# Task material
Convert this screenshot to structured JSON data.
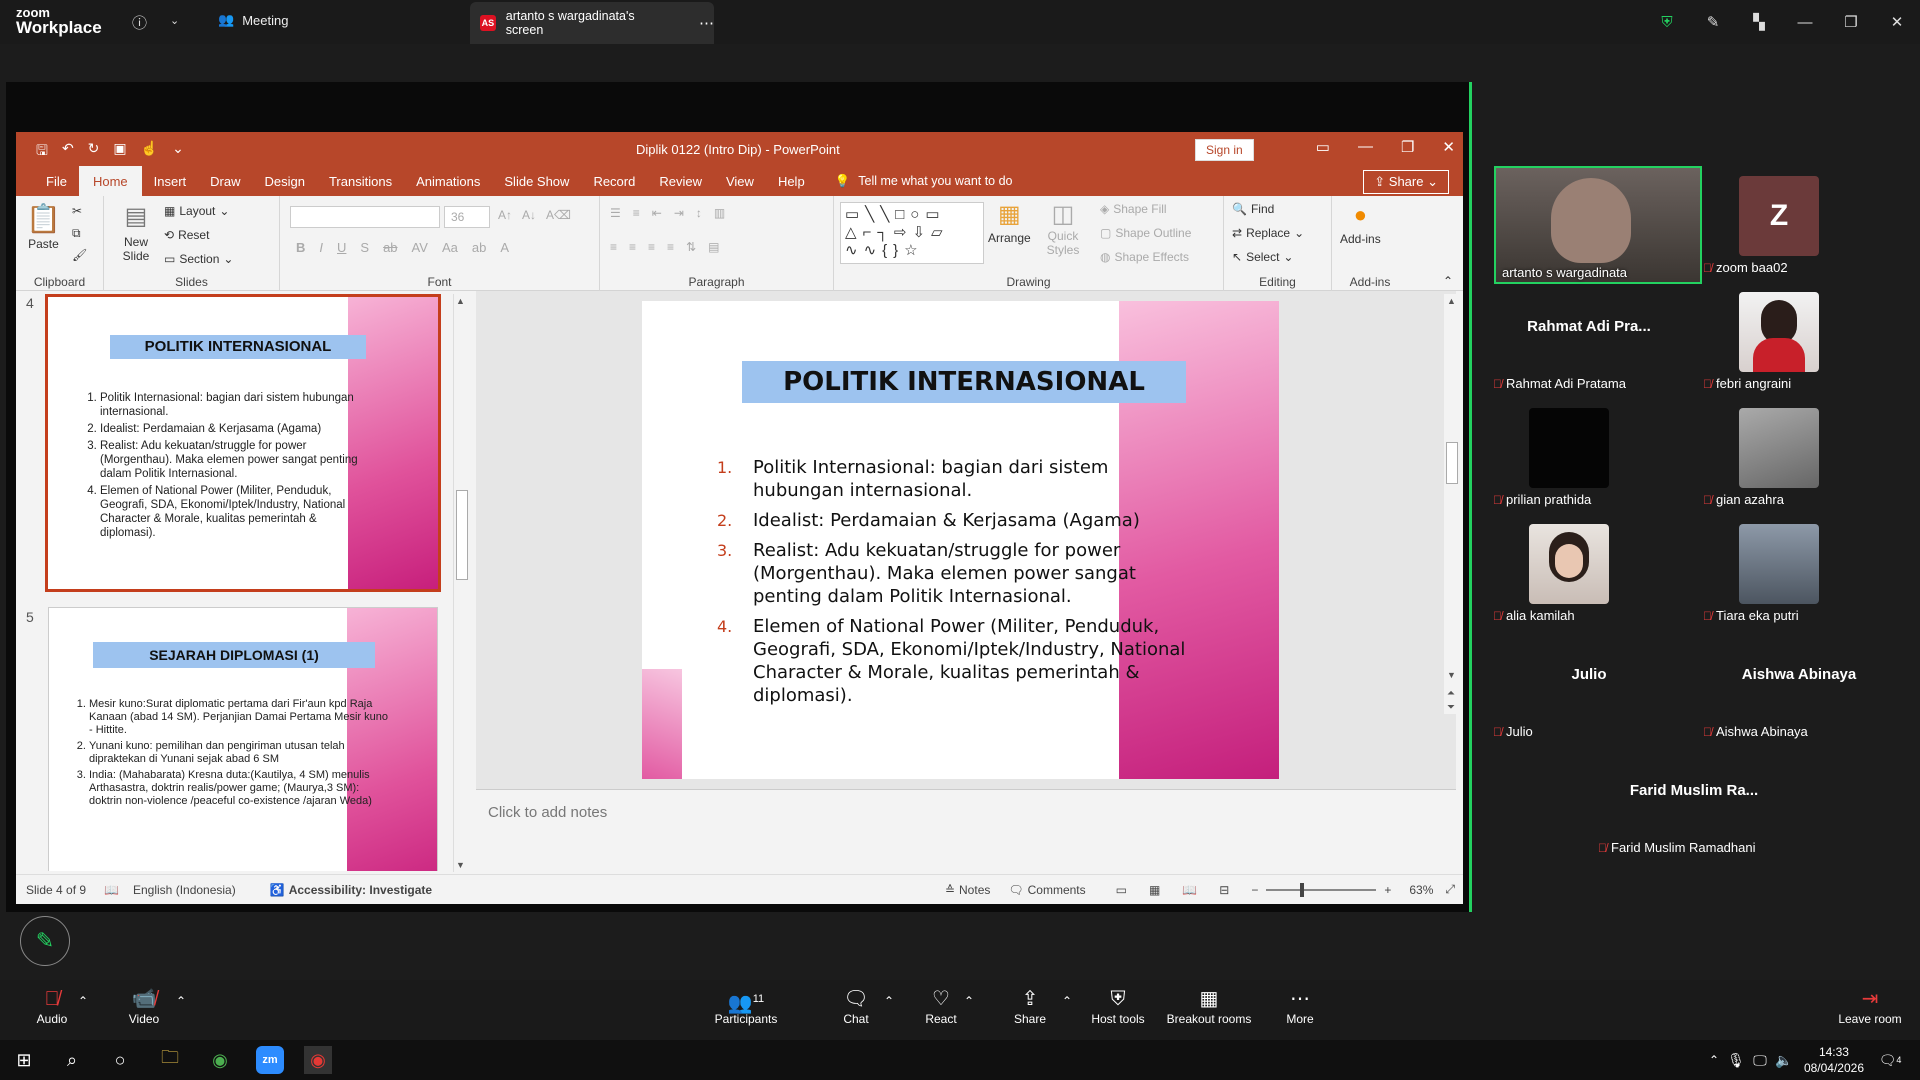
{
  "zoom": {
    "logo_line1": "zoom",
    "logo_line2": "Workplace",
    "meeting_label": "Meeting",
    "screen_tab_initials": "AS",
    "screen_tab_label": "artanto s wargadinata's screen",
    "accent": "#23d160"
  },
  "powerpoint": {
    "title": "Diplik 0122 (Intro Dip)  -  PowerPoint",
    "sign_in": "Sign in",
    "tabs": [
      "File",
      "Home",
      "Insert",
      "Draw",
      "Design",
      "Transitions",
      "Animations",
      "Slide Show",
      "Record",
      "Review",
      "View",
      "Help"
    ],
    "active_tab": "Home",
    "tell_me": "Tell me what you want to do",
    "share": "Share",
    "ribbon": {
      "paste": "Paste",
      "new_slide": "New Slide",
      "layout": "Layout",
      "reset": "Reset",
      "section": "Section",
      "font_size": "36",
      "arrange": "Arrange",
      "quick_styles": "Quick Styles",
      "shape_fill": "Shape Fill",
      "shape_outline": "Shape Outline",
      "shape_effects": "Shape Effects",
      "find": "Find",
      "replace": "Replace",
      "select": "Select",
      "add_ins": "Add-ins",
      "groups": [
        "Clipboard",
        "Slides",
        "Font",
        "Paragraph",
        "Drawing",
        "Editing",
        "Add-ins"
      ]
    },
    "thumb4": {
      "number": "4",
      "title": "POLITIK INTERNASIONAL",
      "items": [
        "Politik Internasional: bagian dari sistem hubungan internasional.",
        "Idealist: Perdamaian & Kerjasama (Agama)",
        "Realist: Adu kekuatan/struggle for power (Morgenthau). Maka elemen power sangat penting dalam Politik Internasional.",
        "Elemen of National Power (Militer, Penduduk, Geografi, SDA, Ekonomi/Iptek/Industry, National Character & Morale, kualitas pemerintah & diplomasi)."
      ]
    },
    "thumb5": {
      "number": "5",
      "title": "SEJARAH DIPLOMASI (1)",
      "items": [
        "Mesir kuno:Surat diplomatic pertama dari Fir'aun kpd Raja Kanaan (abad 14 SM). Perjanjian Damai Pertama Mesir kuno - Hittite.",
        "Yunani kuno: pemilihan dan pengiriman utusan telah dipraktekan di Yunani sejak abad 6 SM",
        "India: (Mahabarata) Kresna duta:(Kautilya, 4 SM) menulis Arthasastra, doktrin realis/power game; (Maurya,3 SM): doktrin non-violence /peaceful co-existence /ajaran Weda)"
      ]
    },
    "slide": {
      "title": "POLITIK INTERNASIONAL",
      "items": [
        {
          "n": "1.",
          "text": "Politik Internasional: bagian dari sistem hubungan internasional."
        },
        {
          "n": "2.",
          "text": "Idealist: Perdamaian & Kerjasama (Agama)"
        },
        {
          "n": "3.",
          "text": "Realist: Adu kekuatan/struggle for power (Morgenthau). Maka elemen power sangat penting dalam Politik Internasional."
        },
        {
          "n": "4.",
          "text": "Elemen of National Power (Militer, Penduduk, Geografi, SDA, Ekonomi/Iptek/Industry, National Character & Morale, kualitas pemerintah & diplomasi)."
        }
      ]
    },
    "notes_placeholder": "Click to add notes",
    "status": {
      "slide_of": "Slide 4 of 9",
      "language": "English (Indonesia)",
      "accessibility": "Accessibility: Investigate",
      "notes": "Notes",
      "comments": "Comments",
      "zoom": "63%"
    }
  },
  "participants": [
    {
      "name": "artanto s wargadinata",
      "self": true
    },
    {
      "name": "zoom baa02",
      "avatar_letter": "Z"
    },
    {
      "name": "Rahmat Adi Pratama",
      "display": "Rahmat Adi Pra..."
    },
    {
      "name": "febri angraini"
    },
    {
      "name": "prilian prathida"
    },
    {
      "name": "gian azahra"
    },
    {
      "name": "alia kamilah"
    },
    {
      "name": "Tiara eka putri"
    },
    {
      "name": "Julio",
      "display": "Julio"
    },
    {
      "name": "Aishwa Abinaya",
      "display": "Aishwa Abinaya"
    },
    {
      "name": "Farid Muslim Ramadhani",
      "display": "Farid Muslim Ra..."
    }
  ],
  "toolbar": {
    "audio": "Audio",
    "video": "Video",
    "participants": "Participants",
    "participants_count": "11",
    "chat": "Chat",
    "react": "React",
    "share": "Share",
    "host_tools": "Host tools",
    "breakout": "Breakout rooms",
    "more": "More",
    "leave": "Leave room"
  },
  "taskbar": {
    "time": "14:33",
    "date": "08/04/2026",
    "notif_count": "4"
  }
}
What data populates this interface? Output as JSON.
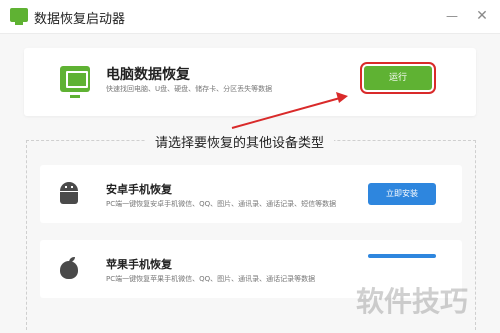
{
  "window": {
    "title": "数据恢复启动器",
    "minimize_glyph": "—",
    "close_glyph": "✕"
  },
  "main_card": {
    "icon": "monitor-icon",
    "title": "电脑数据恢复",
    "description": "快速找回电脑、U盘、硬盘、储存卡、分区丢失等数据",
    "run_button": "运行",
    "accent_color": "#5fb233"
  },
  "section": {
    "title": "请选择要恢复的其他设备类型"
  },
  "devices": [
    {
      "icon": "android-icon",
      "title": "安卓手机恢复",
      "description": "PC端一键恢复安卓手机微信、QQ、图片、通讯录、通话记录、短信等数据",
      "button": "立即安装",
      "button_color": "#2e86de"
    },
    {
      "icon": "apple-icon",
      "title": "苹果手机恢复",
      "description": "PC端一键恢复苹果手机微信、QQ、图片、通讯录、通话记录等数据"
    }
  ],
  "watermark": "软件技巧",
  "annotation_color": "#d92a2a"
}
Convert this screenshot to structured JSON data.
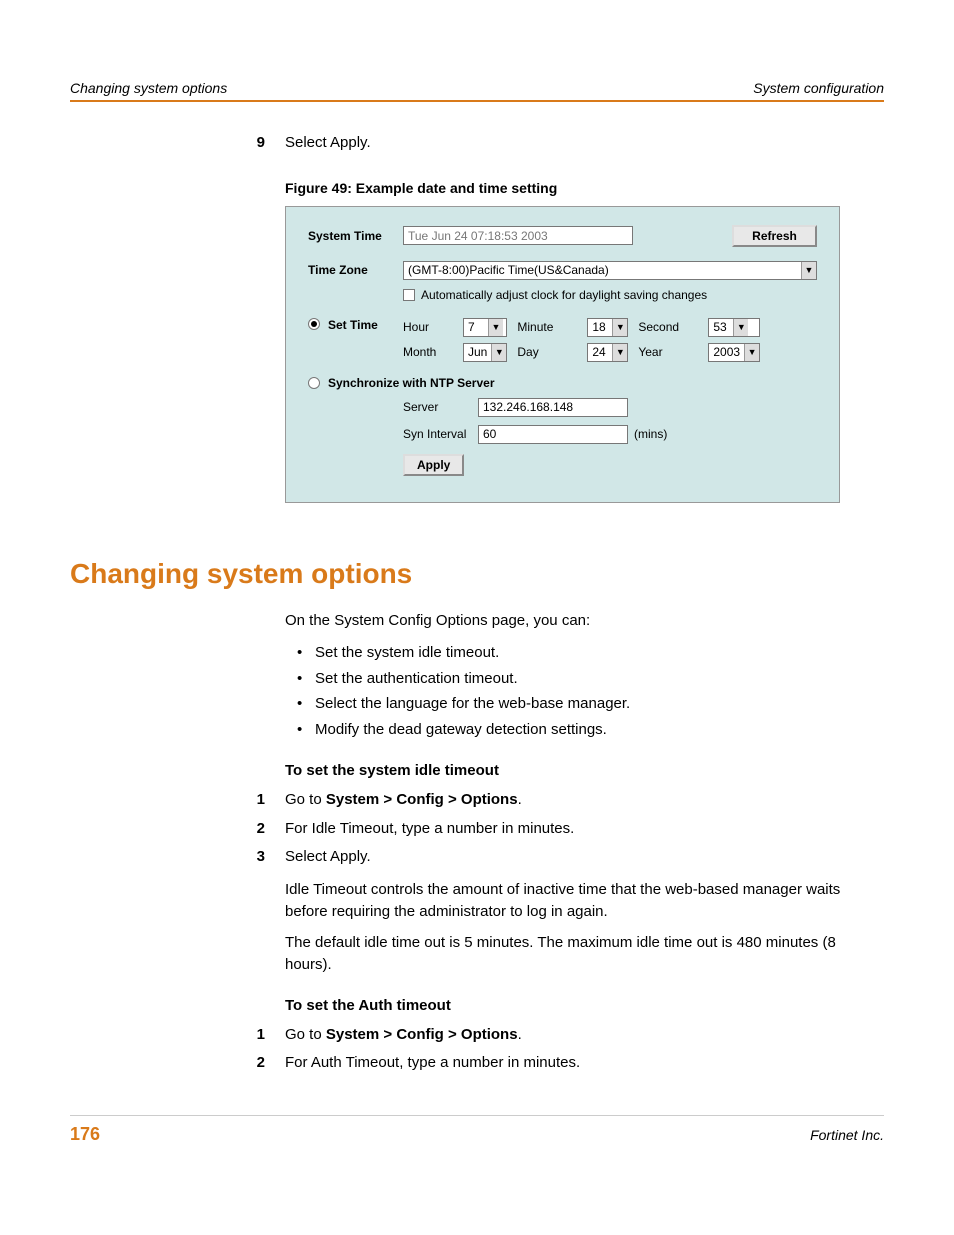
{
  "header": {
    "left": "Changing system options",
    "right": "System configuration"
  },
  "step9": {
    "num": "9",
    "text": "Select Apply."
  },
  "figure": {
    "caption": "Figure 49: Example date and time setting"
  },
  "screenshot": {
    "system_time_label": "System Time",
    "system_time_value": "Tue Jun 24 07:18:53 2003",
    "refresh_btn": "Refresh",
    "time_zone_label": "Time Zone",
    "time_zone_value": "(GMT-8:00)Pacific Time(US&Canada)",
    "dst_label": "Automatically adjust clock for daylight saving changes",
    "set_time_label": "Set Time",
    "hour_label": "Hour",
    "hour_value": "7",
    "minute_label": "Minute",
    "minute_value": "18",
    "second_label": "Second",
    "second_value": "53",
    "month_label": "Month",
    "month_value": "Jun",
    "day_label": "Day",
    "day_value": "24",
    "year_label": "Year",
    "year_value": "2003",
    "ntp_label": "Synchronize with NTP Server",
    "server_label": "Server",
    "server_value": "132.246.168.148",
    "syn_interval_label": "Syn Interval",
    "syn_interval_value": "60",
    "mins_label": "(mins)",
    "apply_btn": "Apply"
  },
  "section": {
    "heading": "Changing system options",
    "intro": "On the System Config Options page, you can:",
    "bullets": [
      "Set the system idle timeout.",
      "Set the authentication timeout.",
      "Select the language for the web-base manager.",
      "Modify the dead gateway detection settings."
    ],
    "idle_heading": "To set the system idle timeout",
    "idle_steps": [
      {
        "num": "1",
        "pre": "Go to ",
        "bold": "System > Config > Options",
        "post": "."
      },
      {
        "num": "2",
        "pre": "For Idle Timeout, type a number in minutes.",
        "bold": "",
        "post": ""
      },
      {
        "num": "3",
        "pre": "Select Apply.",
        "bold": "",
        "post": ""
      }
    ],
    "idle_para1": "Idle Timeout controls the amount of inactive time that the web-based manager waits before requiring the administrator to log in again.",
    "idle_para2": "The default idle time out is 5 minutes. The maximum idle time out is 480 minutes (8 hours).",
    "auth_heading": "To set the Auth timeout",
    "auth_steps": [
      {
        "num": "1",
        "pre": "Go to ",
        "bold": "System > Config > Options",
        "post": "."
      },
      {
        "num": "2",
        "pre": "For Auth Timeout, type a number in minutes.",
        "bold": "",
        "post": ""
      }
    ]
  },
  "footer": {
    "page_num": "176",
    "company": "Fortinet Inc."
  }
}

# Given task
Gather each line that holds "dari".

# Answer to the problem
        "Politik Internasional: bagian dari sistem hubungan internasional.",
        "Mesir kuno:Surat diplomatic pertama dari Fir'aun kpd Raja Kanaan (abad 14 SM). Perjanjian Damai Pertama Mesir kuno - Hittite.",
          "text": "Politik Internasional: bagian dari sistem hubungan internasional."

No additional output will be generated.